* _Work to do_
Pick out each line with the word "физической" from the material that follows.
━━━━━ Information given
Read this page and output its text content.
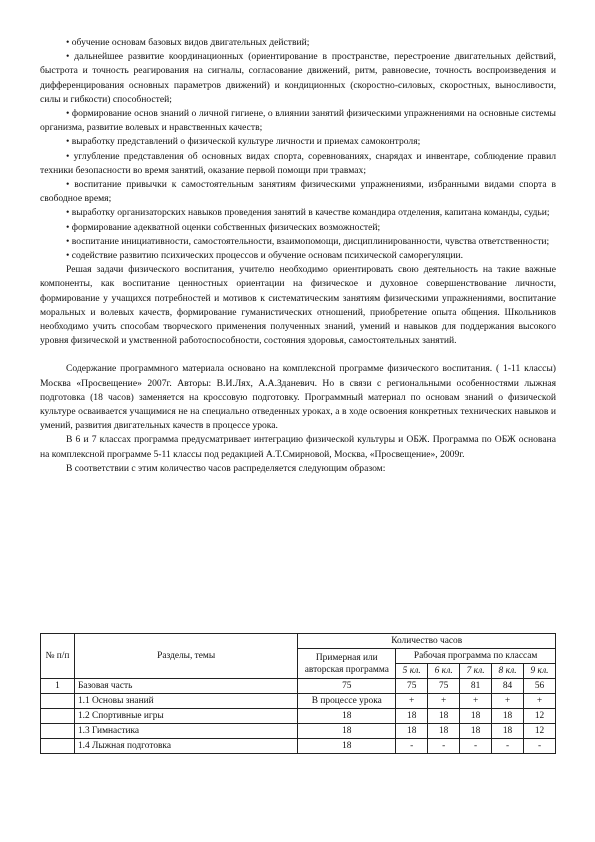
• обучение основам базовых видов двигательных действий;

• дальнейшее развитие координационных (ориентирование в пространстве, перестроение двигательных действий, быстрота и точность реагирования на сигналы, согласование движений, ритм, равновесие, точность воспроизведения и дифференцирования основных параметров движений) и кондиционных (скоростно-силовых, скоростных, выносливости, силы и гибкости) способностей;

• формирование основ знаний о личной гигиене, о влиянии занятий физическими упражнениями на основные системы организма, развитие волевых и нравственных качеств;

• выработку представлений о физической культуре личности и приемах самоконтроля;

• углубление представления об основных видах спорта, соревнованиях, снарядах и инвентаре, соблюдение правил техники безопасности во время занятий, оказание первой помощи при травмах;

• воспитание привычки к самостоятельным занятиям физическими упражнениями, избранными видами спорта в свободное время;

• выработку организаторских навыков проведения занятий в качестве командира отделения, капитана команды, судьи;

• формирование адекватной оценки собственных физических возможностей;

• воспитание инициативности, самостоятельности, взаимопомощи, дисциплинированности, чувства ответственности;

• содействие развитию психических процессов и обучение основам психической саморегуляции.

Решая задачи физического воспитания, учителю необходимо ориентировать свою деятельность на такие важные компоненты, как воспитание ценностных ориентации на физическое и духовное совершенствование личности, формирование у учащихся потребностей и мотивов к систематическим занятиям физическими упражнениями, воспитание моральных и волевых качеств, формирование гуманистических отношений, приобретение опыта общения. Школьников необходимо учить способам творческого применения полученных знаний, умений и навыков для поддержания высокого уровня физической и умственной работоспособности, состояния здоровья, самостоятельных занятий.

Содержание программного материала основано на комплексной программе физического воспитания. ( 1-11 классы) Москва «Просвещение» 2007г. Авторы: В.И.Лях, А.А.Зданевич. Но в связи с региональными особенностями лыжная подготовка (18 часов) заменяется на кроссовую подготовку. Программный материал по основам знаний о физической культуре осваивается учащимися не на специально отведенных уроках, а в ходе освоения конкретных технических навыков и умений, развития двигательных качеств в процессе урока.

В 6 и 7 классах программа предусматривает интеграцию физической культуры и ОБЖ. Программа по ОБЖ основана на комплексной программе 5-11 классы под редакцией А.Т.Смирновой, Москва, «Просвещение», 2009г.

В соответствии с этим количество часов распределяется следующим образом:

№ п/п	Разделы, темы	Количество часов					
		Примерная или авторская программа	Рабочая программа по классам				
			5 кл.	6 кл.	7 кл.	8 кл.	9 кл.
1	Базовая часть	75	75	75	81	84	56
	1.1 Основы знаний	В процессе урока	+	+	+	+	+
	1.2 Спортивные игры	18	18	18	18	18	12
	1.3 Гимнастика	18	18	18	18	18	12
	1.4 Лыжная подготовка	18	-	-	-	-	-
━━━━━━━━━━
━━━━━ Information given
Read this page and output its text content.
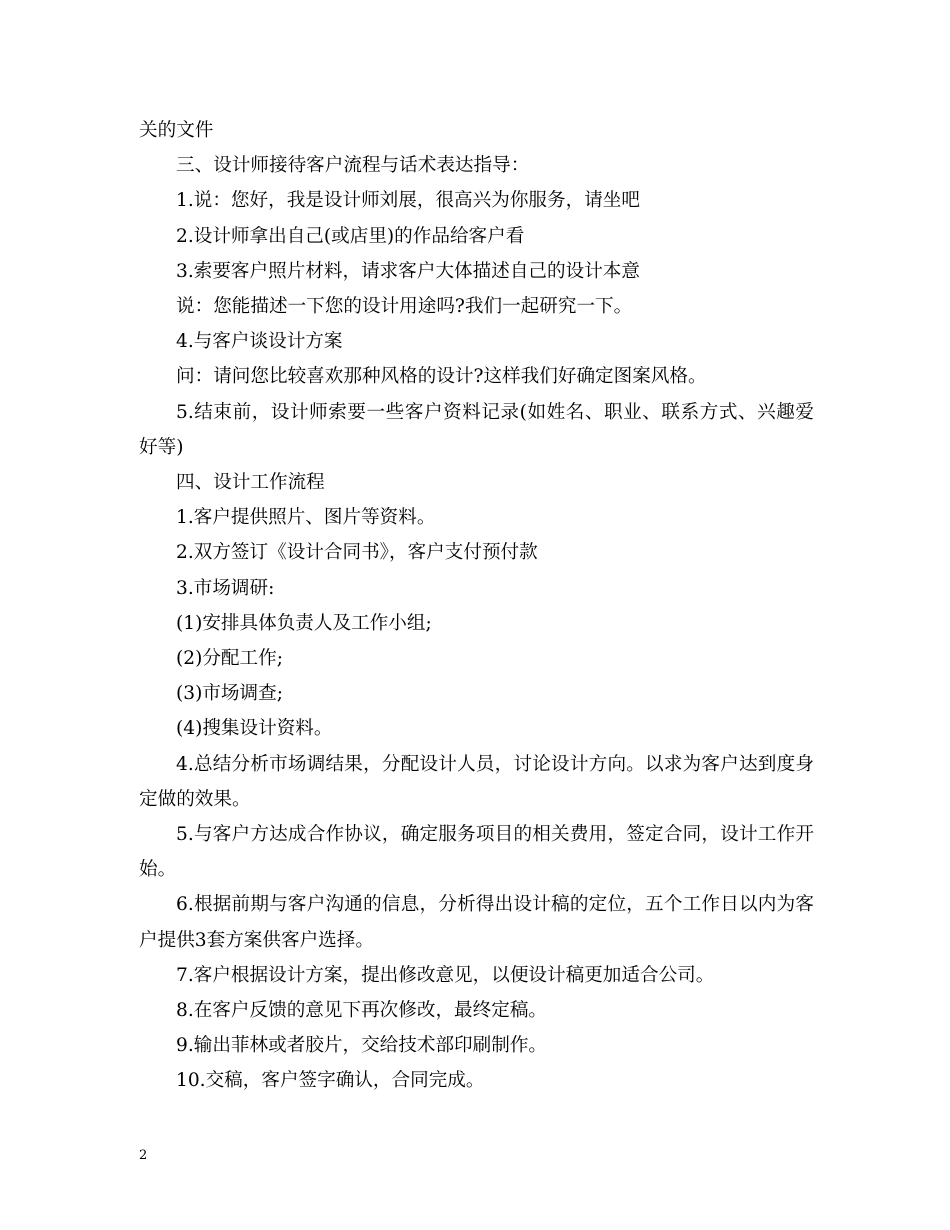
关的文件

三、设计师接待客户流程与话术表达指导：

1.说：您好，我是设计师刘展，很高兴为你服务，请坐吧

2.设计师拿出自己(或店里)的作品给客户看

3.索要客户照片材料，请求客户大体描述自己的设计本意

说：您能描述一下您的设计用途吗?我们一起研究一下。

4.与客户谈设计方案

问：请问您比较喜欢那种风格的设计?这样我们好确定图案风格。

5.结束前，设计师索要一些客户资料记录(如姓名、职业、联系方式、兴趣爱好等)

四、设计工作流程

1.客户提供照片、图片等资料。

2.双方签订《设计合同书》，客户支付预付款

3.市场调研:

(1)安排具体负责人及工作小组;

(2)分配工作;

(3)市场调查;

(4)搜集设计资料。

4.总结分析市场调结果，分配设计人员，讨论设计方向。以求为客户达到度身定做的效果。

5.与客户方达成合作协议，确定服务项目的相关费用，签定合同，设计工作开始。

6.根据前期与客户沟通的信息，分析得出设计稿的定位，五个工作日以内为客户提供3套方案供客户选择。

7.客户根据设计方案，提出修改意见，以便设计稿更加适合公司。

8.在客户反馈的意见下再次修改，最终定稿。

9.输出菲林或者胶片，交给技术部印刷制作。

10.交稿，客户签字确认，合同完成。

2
━━━━━━━━━━
* _Solved problem_
• выработку представлений о физической культуре личности и приемах самоконтроля;
Решая задачи физического воспитания, учителю необходимо ориентировать свою деятельность на такие важные компоненты, как воспитание ценностных ориентации на физическое и духовное совершенствование личности, формирование у учащихся потребностей и мотивов к систематическим занятиям физическими упражнениями, воспитание моральных и волевых качеств, формирование гуманистических отношений, приобретение опыта общения. Школьников необходимо учить способам творческого применения полученных знаний, умений и навыков для поддержания высокого уровня физической и умственной работоспособности, состояния здоровья, самостоятельных занятий.
Содержание программного материала основано на комплексной программе физического воспитания. ( 1-11 классы) Москва «Просвещение» 2007г. Авторы: В.И.Лях, А.А.Зданевич. Но в связи с региональными особенностями лыжная подготовка (18 часов) заменяется на кроссовую подготовку. Программный материал по основам знаний о физической культуре осваивается учащимися не на специально отведенных уроках, а в ходе освоения конкретных технических навыков и умений, развития двигательных качеств в процессе урока.
В 6 и 7 классах программа предусматривает интеграцию физической культуры и ОБЖ. Программа по ОБЖ основана на комплексной программе 5-11 классы под редакцией А.Т.Смирновой, Москва, «Просвещение», 2009г.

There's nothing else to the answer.